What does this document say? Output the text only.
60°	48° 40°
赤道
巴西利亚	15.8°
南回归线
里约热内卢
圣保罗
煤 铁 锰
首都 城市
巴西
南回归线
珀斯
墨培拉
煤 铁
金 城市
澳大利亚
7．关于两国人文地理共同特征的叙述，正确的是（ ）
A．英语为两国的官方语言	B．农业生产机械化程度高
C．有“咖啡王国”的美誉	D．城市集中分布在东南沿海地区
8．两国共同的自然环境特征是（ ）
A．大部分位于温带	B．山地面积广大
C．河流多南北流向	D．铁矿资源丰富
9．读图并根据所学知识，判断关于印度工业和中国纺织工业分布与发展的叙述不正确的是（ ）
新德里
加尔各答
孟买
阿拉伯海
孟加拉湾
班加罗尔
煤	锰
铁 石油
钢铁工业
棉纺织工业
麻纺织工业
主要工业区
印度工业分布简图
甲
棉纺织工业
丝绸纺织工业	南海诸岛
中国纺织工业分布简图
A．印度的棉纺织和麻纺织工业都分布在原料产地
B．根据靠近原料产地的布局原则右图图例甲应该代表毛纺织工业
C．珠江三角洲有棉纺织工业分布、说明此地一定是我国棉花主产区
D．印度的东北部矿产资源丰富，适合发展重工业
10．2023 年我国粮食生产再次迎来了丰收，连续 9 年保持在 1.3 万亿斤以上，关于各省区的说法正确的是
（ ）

Your goal:
Repeat all the entries exactly as given.

Output for this task:
What does this document say? Output the text only.
60°	48° 40°
赤道
巴西利亚	15.8°
南回归线
里约热内卢
圣保罗
煤 铁 锰
首都 城市
巴西
南回归线
珀斯
墨培拉
煤 铁
金 城市
澳大利亚
7．关于两国人文地理共同特征的叙述，正确的是（ ）
A．英语为两国的官方语言	B．农业生产机械化程度高
C．有“咖啡王国”的美誉	D．城市集中分布在东南沿海地区
8．两国共同的自然环境特征是（ ）
A．大部分位于温带	B．山地面积广大
C．河流多南北流向	D．铁矿资源丰富
9．读图并根据所学知识，判断关于印度工业和中国纺织工业分布与发展的叙述不正确的是（ ）
新德里
加尔各答
孟买
阿拉伯海
孟加拉湾
班加罗尔
煤	锰
铁 石油
钢铁工业
棉纺织工业
麻纺织工业
主要工业区
印度工业分布简图
甲
棉纺织工业
丝绸纺织工业	南海诸岛
中国纺织工业分布简图
A．印度的棉纺织和麻纺织工业都分布在原料产地
B．根据靠近原料产地的布局原则右图图例甲应该代表毛纺织工业
C．珠江三角洲有棉纺织工业分布、说明此地一定是我国棉花主产区
D．印度的东北部矿产资源丰富，适合发展重工业
10．2023 年我国粮食生产再次迎来了丰收，连续 9 年保持在 1.3 万亿斤以上，关于各省区的说法正确的是
（ ）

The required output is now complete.